_Excerpted records_
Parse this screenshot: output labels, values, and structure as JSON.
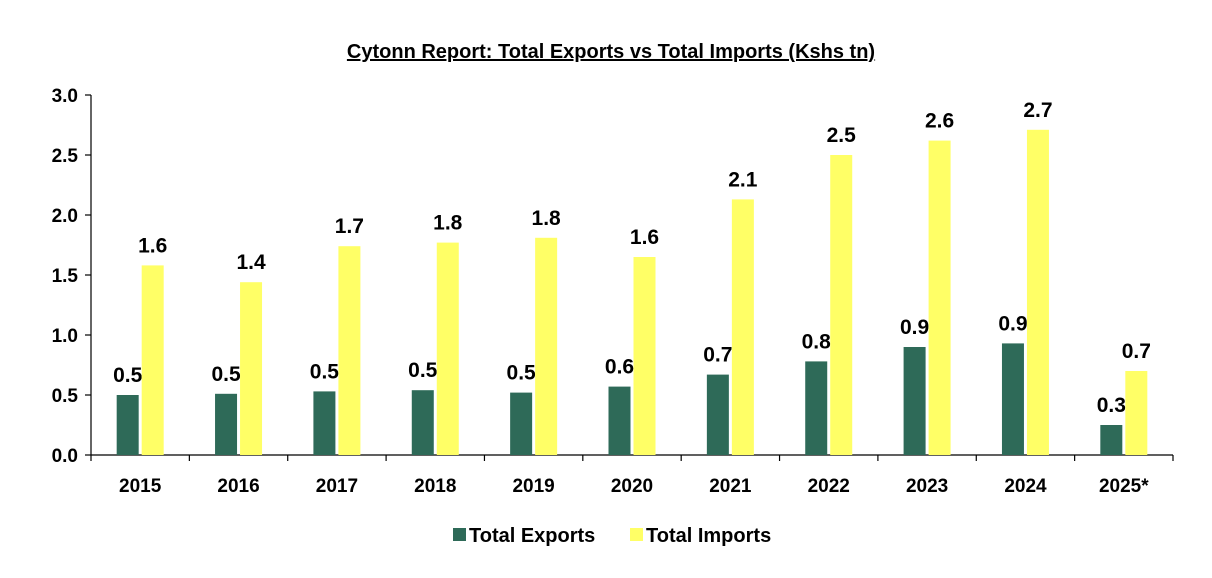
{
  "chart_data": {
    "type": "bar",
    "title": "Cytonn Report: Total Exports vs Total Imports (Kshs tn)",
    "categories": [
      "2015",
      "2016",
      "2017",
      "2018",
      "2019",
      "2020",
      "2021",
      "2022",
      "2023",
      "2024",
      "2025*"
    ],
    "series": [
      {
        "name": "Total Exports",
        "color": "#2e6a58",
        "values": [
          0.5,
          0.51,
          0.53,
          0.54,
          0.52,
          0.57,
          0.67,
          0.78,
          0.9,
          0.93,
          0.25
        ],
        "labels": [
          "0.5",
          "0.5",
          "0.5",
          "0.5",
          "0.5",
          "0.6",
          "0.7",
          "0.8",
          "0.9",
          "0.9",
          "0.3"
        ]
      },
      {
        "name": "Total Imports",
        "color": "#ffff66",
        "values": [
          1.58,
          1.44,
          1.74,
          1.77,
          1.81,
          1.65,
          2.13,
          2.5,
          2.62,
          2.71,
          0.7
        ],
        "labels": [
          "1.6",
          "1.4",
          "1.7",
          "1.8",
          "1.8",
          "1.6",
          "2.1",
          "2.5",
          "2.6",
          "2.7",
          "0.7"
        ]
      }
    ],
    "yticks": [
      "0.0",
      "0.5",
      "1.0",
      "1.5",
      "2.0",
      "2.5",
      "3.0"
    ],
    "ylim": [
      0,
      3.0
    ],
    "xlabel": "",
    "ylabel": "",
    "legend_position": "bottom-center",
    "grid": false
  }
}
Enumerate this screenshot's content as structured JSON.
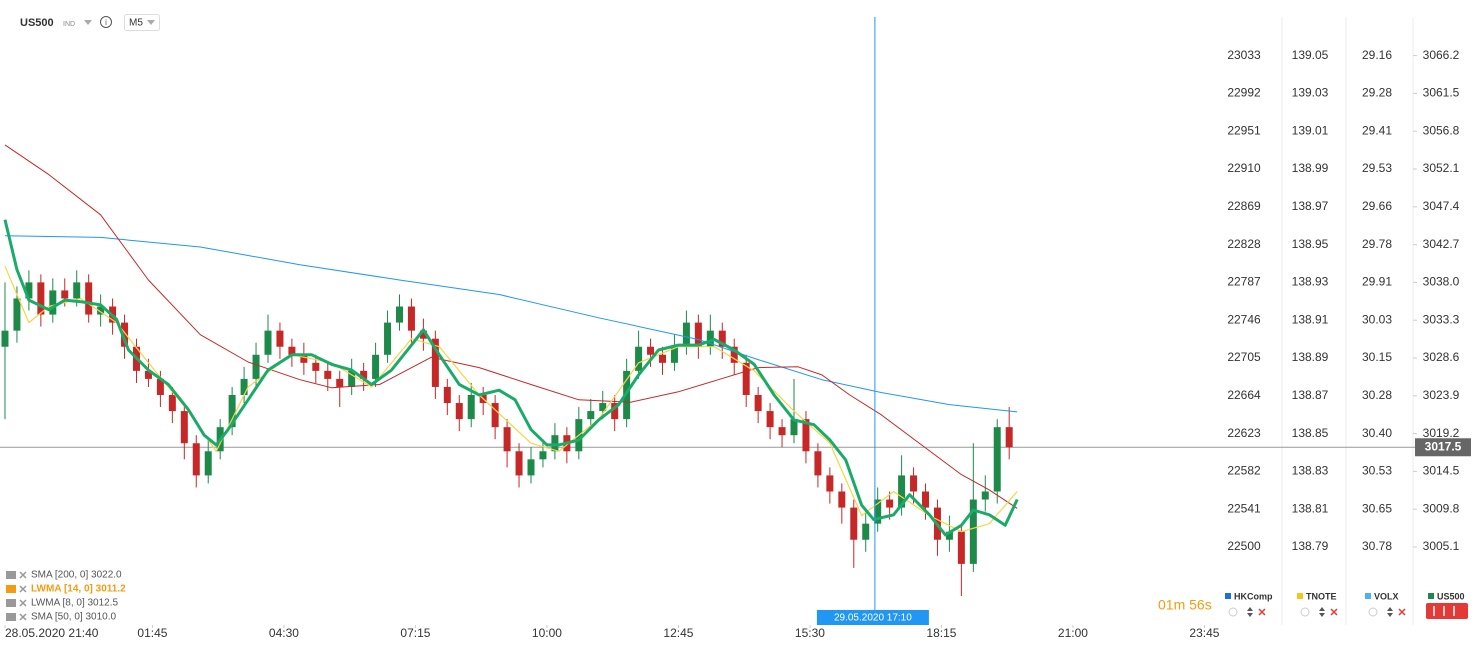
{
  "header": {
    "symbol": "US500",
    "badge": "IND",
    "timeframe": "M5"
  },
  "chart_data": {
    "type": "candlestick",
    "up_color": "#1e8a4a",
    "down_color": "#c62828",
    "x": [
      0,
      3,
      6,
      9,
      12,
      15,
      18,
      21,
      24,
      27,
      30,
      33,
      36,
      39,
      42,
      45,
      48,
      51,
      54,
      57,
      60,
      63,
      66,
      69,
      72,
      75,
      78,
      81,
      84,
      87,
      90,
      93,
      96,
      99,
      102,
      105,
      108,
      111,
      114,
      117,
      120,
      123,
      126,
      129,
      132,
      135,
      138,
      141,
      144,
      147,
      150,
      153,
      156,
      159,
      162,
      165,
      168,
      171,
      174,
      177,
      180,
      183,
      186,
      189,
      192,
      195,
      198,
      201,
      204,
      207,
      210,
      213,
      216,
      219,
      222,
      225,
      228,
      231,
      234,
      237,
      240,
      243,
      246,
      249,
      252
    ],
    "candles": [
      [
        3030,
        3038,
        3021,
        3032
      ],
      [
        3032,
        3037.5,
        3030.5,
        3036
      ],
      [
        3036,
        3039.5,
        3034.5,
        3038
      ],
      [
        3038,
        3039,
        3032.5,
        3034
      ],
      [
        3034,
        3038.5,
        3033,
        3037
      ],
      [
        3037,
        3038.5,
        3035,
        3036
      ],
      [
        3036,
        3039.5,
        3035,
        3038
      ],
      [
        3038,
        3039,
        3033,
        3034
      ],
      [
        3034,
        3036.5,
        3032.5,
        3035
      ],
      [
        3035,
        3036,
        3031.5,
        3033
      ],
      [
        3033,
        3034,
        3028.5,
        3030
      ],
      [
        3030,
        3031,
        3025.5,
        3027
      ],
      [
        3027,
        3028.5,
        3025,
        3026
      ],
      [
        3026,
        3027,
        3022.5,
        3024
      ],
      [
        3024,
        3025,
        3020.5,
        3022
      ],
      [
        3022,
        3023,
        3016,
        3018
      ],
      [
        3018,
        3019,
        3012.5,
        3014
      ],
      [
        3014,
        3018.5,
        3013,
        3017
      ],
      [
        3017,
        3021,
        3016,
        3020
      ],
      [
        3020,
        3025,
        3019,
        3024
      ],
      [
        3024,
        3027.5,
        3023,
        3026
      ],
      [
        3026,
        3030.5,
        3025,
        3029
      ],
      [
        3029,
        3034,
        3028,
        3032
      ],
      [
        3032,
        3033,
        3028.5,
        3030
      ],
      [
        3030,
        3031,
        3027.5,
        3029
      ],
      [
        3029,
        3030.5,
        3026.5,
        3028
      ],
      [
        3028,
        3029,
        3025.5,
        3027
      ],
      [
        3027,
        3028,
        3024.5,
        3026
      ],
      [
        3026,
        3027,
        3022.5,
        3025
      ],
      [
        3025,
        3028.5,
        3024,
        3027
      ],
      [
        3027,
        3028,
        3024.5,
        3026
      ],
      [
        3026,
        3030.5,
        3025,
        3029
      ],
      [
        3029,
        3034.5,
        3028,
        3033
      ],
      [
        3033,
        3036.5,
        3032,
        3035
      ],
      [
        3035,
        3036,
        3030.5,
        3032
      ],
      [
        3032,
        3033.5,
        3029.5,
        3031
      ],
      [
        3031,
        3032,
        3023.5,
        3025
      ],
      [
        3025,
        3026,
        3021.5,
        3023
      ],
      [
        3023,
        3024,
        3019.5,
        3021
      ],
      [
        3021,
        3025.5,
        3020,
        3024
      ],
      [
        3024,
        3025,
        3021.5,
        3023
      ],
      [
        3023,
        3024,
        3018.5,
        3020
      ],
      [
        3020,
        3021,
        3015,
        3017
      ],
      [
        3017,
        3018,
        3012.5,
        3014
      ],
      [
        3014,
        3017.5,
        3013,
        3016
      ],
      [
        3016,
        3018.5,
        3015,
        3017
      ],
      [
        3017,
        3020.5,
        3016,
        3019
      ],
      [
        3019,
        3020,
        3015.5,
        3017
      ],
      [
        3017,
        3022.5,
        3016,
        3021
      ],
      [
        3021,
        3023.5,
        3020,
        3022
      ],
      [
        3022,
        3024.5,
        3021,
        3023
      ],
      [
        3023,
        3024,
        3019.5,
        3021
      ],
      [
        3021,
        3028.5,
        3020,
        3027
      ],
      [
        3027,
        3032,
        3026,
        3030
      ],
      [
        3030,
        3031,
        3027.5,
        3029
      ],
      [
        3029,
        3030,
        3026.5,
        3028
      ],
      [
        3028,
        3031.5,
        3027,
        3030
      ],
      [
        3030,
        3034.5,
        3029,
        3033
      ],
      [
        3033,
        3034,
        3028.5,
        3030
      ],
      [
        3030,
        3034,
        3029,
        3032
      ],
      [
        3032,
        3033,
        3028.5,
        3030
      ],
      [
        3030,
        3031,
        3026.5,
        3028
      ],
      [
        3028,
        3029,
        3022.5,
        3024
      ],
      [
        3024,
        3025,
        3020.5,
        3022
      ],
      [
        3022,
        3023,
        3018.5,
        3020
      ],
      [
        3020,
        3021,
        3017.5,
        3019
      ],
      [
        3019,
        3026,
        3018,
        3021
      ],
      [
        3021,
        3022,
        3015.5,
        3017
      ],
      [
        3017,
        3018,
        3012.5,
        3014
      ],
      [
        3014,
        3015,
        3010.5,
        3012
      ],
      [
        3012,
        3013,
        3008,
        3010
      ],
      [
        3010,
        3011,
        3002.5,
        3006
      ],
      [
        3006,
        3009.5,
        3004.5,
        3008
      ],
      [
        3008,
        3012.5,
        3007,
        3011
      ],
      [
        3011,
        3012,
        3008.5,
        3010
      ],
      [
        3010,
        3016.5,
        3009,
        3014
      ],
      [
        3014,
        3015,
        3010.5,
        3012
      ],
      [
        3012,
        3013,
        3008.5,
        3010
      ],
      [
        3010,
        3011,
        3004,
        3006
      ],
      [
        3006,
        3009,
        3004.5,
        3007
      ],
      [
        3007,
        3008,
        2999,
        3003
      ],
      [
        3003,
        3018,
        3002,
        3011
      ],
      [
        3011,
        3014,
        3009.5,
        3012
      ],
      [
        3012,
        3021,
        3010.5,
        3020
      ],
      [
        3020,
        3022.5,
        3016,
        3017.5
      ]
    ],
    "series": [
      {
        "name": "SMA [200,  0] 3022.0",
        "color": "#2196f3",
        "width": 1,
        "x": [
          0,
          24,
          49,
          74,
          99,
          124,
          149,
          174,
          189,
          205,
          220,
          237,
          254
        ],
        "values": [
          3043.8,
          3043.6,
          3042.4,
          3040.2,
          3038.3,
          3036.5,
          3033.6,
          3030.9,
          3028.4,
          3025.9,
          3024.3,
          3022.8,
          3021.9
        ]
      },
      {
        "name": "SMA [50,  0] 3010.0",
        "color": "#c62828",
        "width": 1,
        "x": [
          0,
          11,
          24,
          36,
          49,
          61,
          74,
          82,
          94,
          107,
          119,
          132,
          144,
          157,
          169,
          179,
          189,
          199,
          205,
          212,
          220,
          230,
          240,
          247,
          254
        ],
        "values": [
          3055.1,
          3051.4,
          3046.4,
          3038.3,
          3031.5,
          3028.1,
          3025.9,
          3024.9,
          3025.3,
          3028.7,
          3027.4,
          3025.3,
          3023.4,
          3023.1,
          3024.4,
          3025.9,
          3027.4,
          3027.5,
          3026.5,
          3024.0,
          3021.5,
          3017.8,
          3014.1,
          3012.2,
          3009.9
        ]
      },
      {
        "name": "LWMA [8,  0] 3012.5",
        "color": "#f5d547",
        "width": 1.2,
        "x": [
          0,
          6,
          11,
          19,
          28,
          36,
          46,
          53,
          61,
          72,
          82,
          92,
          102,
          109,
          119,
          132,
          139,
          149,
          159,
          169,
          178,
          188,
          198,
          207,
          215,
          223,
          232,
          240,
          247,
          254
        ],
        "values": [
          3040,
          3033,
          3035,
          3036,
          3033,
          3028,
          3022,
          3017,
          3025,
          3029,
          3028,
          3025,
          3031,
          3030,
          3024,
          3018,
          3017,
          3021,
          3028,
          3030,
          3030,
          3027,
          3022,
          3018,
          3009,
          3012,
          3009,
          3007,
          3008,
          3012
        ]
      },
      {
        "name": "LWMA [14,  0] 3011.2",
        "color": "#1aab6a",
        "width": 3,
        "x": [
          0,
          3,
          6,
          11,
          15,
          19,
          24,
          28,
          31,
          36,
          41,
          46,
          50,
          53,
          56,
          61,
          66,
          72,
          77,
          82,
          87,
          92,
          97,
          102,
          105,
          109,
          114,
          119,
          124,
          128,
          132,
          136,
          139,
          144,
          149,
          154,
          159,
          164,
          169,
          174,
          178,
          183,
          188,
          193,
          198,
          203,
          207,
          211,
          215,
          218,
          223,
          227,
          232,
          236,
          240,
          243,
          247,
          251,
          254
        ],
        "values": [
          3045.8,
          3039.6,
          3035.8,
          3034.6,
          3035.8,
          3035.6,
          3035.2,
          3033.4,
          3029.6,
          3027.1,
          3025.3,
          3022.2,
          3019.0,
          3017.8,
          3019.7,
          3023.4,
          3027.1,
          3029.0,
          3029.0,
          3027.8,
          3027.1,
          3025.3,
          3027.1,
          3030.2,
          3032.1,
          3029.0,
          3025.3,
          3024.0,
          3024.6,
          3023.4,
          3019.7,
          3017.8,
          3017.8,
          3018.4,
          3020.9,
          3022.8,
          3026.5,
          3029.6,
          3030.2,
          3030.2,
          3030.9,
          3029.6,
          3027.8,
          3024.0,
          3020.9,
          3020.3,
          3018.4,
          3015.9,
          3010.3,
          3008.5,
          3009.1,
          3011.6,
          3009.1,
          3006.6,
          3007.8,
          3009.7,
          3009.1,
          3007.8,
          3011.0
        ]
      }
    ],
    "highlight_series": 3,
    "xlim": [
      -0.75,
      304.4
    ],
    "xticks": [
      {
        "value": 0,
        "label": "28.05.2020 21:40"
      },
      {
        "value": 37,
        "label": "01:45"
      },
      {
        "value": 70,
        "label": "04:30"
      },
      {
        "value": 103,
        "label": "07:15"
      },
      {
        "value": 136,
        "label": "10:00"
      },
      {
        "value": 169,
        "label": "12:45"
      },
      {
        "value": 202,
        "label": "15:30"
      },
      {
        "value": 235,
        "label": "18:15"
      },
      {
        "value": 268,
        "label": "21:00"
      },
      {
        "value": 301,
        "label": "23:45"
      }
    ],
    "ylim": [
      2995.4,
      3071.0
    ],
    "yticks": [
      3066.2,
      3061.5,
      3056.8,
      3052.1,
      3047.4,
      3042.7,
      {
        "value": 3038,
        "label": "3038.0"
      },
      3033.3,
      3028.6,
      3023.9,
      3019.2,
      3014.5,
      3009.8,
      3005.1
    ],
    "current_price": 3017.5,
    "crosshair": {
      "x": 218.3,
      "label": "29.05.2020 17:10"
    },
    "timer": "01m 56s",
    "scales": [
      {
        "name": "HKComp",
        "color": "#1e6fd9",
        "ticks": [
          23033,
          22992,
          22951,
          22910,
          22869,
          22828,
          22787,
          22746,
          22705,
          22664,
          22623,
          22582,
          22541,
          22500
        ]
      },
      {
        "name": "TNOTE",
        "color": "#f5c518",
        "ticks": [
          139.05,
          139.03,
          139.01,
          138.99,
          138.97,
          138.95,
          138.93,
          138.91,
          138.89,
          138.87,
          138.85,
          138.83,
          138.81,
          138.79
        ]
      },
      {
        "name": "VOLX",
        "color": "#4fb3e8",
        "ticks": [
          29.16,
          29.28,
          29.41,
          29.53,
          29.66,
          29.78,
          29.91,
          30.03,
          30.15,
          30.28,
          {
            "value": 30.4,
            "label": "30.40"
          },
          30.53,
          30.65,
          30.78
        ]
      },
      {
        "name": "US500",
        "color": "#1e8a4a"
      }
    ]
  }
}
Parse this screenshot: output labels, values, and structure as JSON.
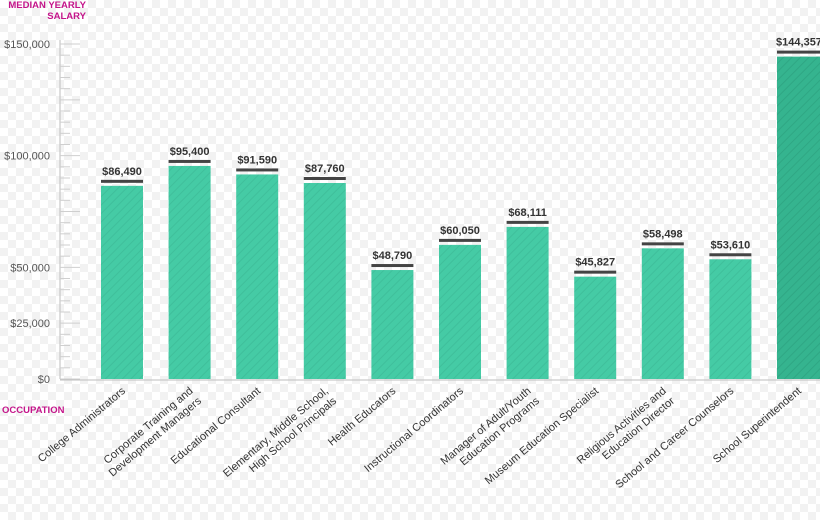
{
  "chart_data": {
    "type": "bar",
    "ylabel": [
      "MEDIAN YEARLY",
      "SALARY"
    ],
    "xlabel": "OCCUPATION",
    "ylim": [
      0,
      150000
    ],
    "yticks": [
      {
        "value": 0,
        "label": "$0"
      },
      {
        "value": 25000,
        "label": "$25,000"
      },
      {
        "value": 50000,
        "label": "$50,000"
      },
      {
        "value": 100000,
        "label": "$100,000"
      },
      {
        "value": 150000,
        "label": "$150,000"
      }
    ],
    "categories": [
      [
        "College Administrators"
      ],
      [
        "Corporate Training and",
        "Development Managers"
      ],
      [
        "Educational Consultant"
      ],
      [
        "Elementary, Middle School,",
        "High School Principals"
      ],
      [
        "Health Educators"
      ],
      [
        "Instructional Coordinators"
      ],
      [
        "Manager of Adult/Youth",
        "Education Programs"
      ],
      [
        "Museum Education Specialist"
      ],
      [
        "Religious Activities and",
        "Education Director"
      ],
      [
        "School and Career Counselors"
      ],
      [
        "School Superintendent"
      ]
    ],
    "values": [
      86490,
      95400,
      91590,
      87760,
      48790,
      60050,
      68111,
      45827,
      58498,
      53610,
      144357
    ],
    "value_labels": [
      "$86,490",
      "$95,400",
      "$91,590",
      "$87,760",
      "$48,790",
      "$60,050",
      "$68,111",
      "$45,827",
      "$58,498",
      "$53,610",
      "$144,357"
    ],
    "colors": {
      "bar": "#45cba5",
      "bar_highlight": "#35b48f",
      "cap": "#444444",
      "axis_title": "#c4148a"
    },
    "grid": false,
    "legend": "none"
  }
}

_What you need to do_
Check all the records above and select each line where the string "Exports" is found.

_Task output_
    "title": "Cytonn Report: Total Exports vs Total Imports (Kshs tn)",
        "name": "Total Exports",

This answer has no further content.